● WHAT YOU NEED TO DO: Your task is to copy the listing exactly. Drop any pictures from the copy.

Dataset items:

━━━━━━

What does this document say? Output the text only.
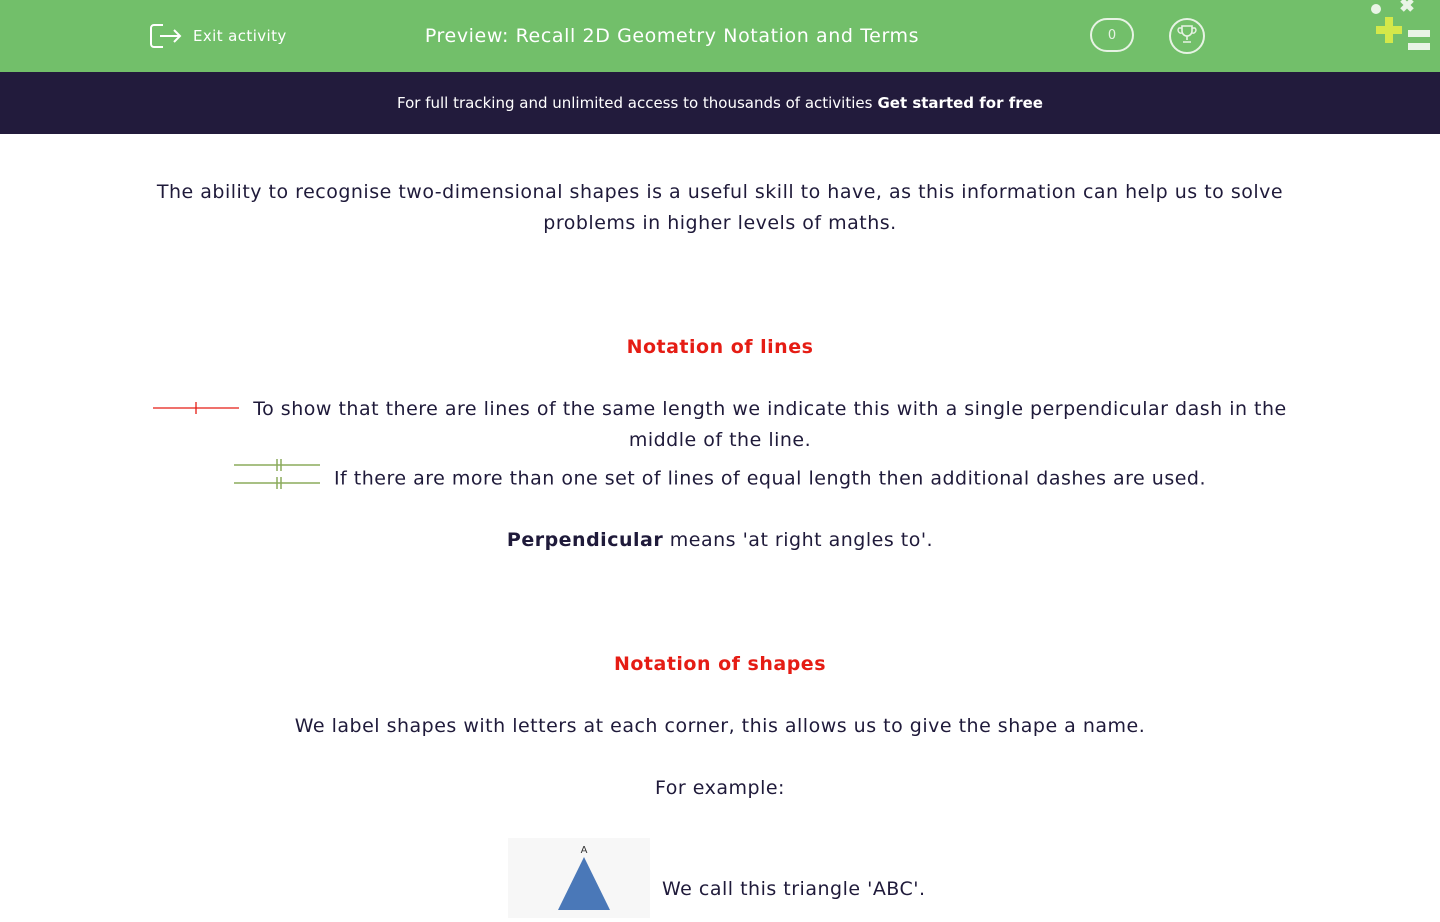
Exit activity	Preview: Recall 2D Geometry Notation and Terms	0
For full tracking and unlimited access to thousands of activities Get started for free
The ability to recognise two-dimensional shapes is a useful skill to have, as this information can help us to solve problems in higher levels of maths.
Notation of lines
To show that there are lines of the same length we indicate this with a single perpendicular dash in the middle of the line.
If there are more than one set of lines of equal length then additional dashes are used.
Perpendicular means 'at right angles to'.
Notation of shapes
We label shapes with letters at each corner, this allows us to give the shape a name.
For example:
A
We call this triangle 'ABC'.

━━━━━━

● OUTPUT BELOW:
What does this document say? Output the text only.
Exit activity	Preview: Recall 2D Geometry Notation and Terms	0
For full tracking and unlimited access to thousands of activities Get started for free
The ability to recognise two-dimensional shapes is a useful skill to have, as this information can help us to solve problems in higher levels of maths.
Notation of lines
To show that there are lines of the same length we indicate this with a single perpendicular dash in the middle of the line.
If there are more than one set of lines of equal length then additional dashes are used.
Perpendicular means 'at right angles to'.
Notation of shapes
We label shapes with letters at each corner, this allows us to give the shape a name.
For example:
A
We call this triangle 'ABC'.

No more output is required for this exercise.